Your goal
In the material below, find every line with "title" and pull it out.

Provided information
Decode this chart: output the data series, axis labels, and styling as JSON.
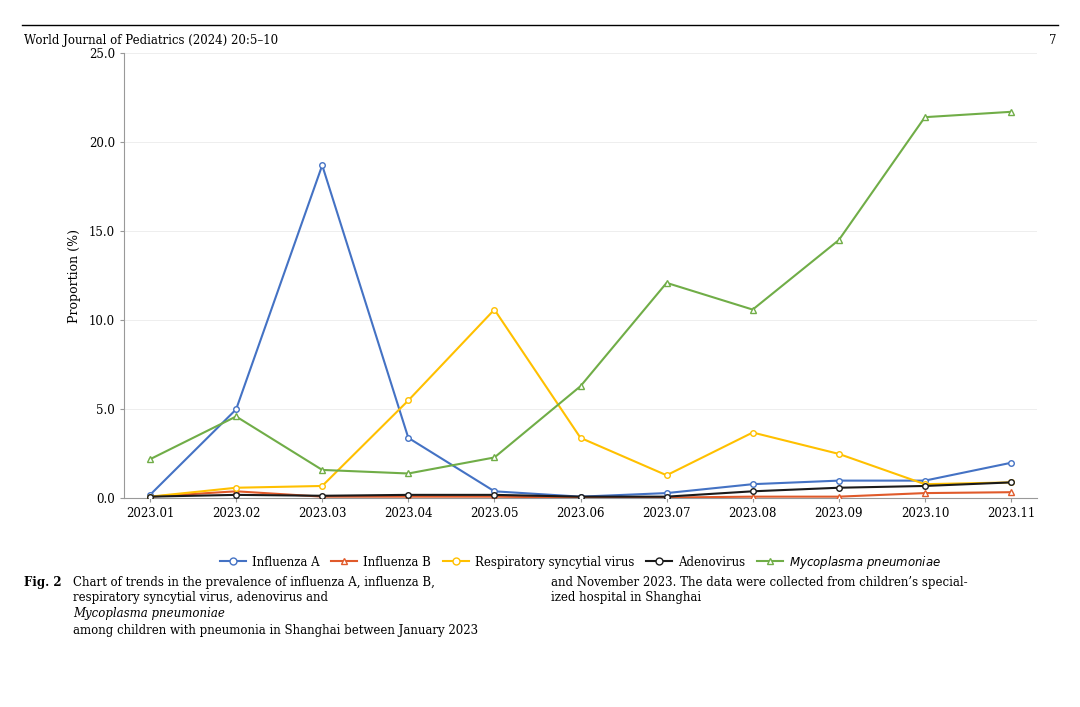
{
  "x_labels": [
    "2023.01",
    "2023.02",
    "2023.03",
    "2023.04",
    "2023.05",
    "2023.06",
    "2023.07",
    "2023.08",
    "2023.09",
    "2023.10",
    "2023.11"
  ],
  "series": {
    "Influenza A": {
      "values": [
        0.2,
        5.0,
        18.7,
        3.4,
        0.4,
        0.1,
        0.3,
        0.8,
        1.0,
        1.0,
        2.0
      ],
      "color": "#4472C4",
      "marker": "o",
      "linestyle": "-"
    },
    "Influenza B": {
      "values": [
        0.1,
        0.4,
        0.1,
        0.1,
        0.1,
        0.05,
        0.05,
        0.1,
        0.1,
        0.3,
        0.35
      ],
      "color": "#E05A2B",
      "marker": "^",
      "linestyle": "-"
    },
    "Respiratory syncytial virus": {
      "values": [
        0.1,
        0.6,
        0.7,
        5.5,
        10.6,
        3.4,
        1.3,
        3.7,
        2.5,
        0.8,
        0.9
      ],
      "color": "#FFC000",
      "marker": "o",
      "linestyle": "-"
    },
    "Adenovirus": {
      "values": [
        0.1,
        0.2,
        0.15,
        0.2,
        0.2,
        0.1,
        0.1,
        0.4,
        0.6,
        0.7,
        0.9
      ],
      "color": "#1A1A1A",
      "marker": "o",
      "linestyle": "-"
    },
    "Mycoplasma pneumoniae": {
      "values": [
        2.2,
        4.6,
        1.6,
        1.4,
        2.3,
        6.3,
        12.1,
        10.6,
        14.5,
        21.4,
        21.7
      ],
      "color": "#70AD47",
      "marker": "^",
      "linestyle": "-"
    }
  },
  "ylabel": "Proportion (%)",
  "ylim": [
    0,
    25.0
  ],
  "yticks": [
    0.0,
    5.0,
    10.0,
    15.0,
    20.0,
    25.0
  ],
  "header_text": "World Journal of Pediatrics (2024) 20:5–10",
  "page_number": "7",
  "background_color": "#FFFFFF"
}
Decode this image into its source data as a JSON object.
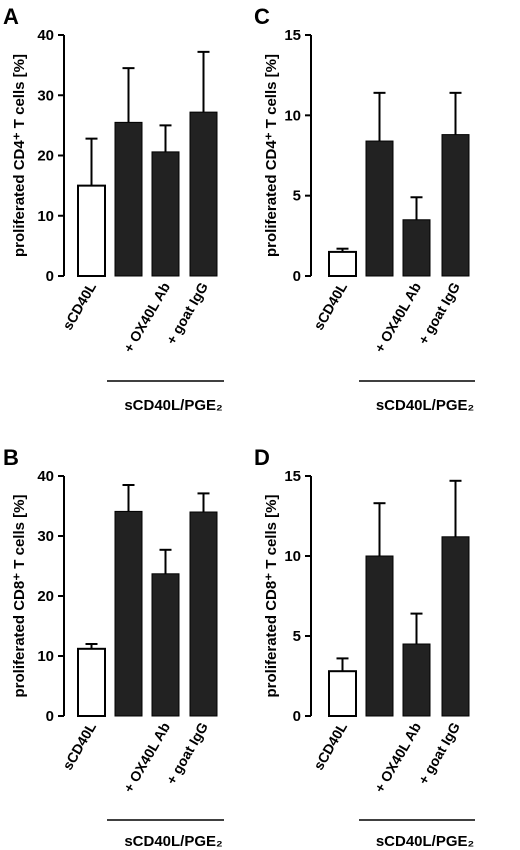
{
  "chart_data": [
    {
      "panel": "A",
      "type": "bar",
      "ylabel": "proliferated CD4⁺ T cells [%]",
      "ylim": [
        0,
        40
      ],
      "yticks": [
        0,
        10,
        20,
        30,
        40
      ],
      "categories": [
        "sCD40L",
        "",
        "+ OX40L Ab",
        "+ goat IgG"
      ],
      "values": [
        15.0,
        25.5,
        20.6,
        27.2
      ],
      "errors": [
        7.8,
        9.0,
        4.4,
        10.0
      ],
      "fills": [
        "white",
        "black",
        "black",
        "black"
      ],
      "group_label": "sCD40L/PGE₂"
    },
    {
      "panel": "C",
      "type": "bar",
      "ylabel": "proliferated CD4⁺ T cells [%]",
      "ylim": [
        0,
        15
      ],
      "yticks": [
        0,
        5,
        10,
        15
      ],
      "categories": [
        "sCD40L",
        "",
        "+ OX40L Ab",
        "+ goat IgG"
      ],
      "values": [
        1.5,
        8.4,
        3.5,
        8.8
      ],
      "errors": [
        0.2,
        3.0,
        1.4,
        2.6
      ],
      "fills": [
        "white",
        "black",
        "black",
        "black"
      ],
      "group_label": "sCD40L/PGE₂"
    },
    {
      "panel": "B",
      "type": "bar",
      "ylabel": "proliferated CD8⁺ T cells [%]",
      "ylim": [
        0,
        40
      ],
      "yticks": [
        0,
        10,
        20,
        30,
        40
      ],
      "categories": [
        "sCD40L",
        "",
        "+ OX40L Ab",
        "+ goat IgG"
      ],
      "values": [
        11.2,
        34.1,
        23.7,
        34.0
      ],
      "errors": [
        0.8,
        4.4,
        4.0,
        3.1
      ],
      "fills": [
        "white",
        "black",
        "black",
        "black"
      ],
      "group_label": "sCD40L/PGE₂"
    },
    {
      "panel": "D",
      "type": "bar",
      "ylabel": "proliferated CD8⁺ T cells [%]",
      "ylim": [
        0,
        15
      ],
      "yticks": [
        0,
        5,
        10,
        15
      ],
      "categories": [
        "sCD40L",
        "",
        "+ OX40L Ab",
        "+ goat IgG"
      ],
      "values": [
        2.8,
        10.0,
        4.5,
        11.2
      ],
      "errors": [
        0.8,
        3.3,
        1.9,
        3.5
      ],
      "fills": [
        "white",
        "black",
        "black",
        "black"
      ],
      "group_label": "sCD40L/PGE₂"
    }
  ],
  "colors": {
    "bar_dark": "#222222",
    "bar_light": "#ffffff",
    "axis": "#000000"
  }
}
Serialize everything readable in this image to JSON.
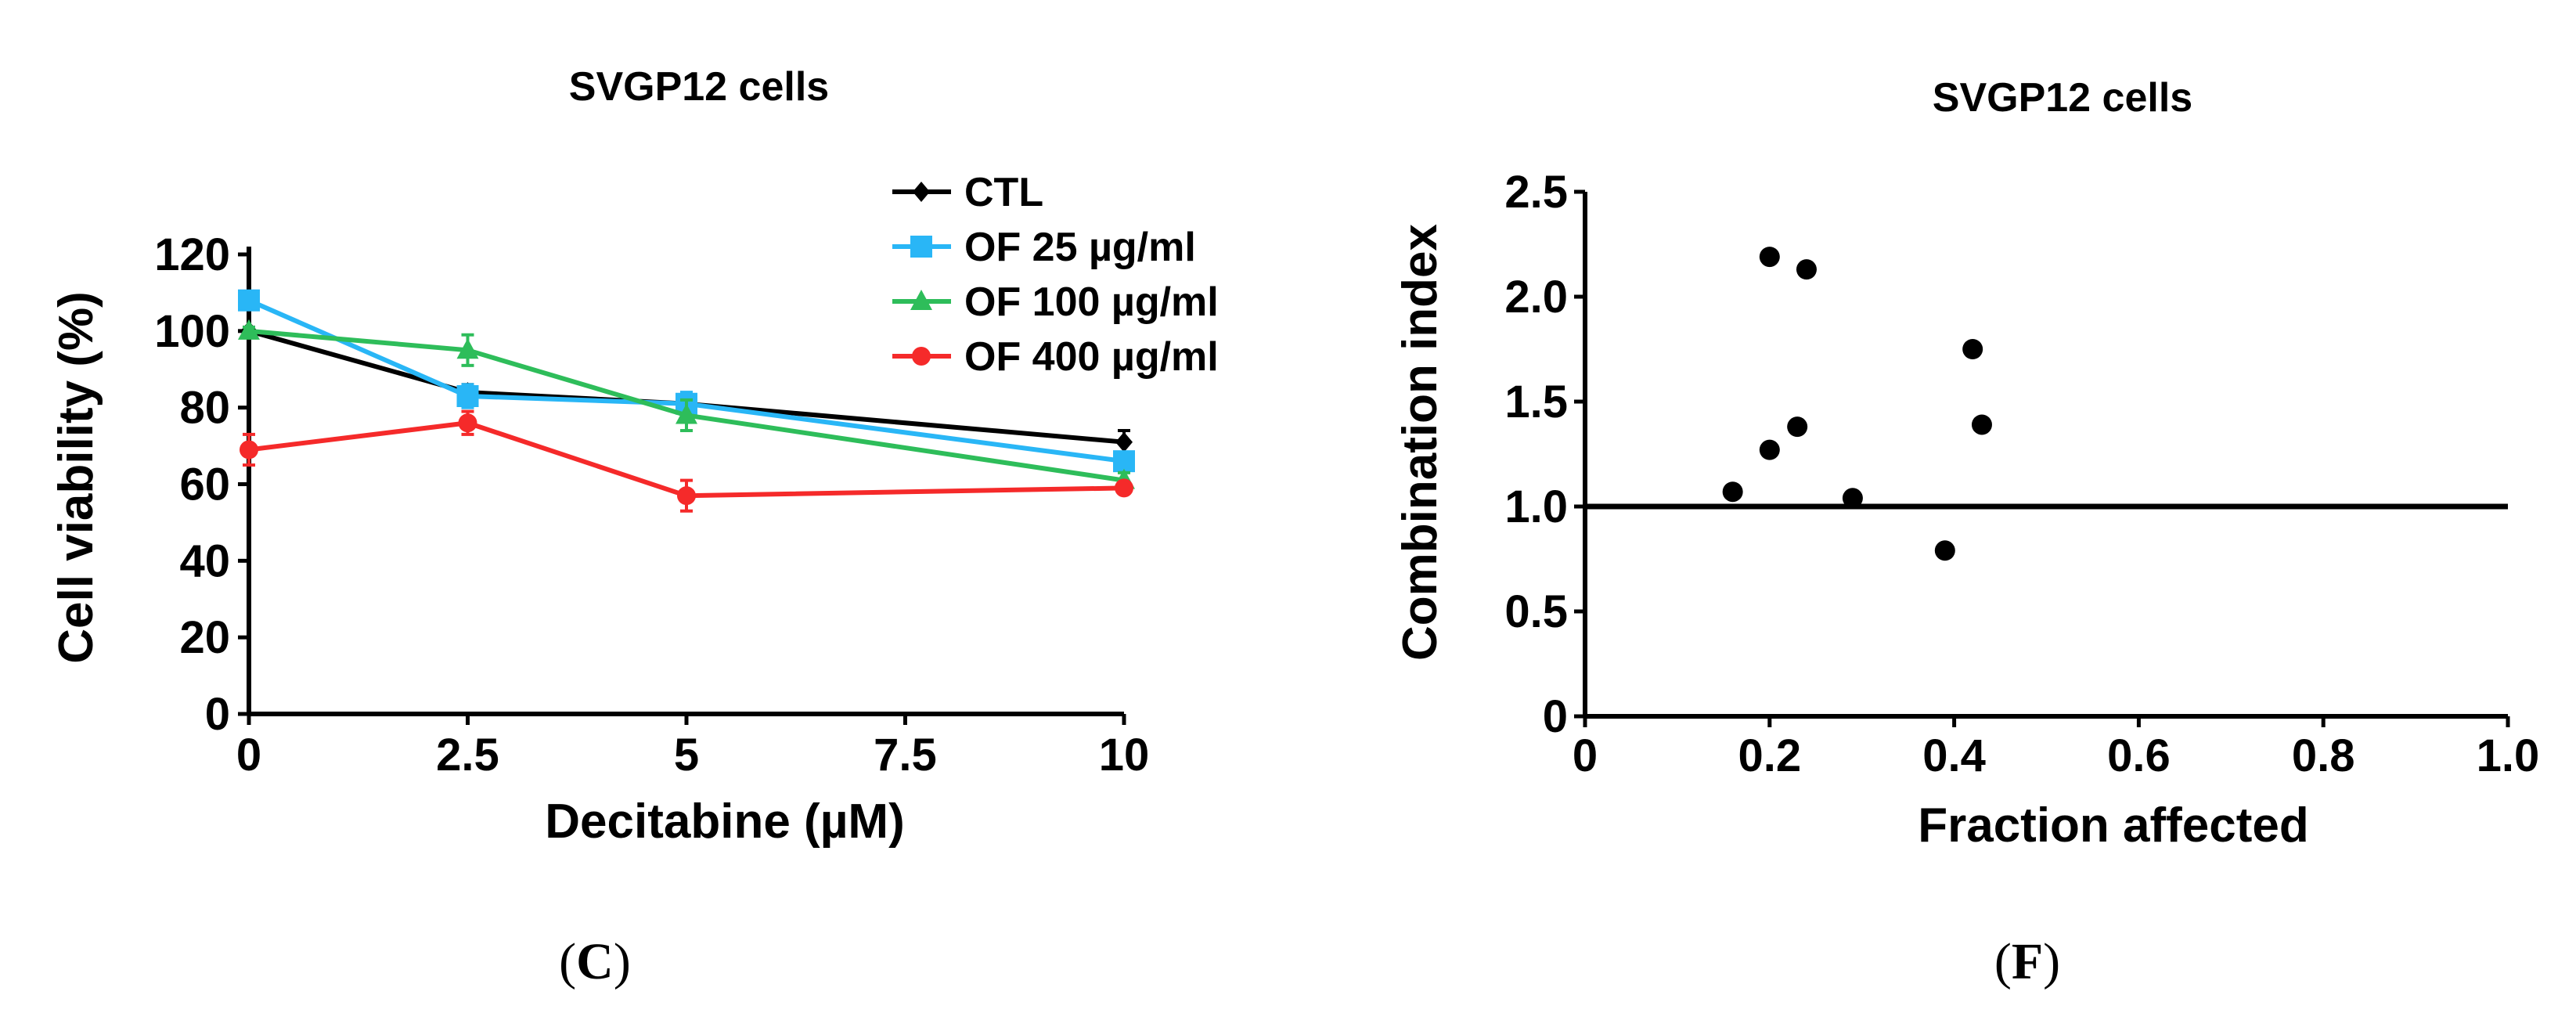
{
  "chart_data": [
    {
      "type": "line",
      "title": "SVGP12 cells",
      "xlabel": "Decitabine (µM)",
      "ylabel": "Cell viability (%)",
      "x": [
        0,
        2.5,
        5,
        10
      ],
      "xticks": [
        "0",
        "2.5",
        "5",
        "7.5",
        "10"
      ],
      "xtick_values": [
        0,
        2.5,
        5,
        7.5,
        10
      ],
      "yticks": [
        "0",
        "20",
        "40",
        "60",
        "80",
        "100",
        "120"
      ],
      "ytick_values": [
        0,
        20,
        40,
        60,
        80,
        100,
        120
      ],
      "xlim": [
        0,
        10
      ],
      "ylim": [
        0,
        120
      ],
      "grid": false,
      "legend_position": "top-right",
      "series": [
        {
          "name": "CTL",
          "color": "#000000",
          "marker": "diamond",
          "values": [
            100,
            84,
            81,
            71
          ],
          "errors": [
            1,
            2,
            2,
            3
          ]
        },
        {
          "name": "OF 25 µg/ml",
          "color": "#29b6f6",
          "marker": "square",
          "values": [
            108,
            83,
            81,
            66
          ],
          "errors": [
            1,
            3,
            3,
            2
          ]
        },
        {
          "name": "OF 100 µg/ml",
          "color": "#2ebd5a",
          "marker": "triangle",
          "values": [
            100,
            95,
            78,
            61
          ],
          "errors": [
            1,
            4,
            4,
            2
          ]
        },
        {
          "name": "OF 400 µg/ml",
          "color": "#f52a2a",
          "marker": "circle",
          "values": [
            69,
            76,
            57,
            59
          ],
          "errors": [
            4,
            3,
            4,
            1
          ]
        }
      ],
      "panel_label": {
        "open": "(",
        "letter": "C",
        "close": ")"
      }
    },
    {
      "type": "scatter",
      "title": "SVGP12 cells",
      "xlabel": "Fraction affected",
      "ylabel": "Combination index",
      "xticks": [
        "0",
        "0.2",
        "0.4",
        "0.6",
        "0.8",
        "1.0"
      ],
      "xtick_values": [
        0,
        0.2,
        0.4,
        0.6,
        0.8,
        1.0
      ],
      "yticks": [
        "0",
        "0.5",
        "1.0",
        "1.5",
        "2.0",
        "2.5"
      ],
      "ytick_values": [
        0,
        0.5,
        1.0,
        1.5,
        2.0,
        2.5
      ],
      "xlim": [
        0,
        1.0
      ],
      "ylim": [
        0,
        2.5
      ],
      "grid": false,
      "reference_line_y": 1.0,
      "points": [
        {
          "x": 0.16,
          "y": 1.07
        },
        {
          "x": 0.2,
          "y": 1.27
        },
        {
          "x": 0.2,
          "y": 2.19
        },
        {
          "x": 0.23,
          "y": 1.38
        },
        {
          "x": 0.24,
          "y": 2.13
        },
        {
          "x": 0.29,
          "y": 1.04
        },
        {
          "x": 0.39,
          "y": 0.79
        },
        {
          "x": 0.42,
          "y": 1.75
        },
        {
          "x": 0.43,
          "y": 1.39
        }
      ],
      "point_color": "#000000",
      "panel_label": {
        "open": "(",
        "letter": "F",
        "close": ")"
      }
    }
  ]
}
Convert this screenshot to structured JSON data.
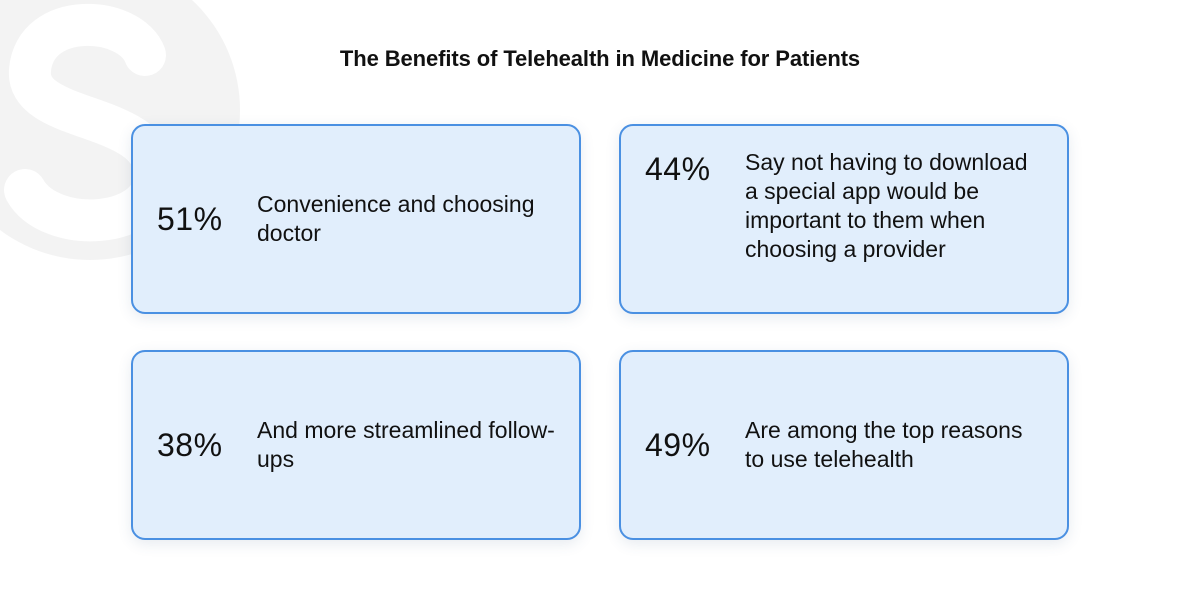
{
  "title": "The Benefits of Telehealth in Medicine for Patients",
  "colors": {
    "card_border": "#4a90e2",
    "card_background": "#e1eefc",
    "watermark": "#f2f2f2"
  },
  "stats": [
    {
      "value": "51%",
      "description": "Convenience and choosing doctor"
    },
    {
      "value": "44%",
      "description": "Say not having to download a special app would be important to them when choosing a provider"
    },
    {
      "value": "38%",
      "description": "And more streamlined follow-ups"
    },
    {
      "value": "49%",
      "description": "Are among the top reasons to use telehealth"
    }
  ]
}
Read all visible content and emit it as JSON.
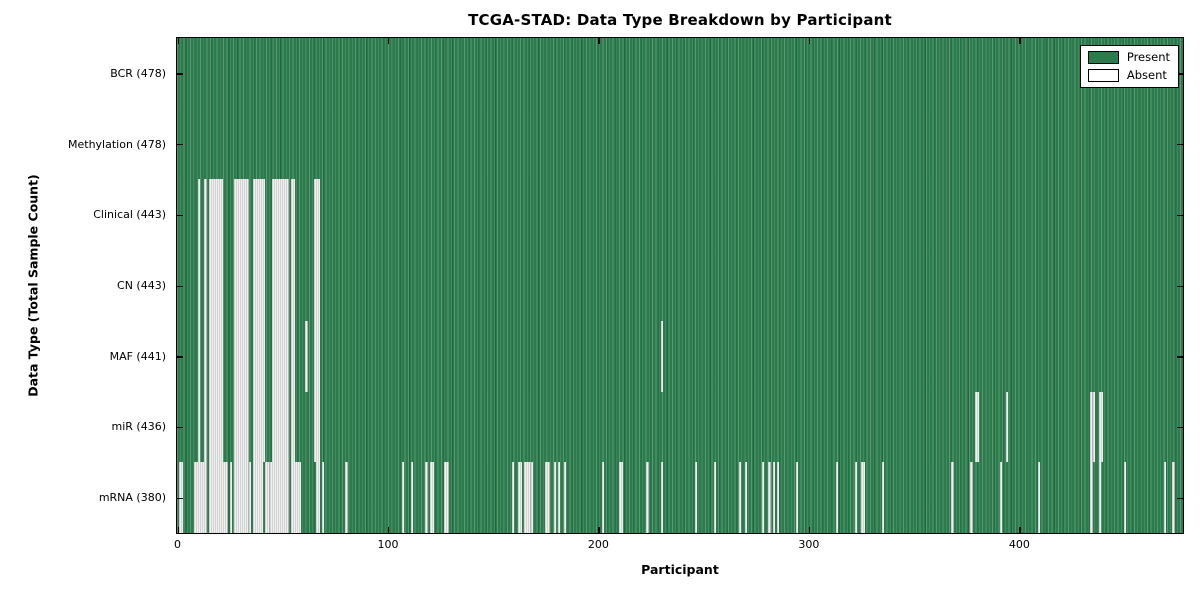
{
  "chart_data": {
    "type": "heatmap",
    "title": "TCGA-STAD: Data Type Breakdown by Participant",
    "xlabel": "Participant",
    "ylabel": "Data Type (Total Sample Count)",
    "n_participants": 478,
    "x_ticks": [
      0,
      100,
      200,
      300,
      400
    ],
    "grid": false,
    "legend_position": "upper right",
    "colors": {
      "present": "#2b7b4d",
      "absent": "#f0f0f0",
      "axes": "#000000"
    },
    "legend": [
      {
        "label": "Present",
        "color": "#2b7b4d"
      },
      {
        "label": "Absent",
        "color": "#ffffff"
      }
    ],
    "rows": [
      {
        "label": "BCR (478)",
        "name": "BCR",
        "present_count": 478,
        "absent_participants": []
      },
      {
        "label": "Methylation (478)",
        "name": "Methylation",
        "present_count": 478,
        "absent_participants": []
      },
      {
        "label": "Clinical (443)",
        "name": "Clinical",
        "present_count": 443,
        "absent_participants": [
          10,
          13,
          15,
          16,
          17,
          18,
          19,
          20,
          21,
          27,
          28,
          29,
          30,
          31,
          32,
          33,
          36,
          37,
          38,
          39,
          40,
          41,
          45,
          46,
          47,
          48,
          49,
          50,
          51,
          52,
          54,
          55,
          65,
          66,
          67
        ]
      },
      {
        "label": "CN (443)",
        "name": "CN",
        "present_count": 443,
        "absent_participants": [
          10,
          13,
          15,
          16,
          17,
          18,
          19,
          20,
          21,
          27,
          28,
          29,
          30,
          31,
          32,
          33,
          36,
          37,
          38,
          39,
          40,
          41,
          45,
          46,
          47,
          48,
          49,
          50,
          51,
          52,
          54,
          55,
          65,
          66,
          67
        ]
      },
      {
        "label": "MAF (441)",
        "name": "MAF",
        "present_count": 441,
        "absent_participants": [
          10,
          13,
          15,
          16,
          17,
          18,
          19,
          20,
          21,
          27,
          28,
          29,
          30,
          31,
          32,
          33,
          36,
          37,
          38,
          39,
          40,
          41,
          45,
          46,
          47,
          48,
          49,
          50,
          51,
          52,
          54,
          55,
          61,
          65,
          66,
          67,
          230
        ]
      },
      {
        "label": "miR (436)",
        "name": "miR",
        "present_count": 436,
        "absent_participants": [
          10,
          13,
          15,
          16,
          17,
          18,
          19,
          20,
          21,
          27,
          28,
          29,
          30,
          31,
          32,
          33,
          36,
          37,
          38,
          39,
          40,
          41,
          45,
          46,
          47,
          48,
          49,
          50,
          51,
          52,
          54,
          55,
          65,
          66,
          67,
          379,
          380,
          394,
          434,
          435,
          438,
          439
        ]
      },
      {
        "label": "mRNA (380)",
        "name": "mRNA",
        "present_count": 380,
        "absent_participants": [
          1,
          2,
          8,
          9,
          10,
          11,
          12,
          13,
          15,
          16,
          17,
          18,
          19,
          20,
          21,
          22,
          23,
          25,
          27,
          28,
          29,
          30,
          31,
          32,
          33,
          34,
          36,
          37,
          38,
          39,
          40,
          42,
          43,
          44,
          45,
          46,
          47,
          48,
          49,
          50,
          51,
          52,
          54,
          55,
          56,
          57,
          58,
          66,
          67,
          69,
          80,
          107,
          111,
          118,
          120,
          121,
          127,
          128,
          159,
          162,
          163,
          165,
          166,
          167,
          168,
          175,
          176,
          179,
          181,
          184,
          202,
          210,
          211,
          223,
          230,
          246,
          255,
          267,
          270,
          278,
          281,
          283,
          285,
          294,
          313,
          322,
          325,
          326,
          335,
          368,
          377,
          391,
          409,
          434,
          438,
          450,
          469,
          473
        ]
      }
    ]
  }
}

Completed exercise
      "title": "SVGP12 cells",
      "title": "SVGP12 cells",
  "title": "The Benefits of Telehealth in Medicine for Patients",
    "title": "TCGA-STAD: Data Type Breakdown by Participant",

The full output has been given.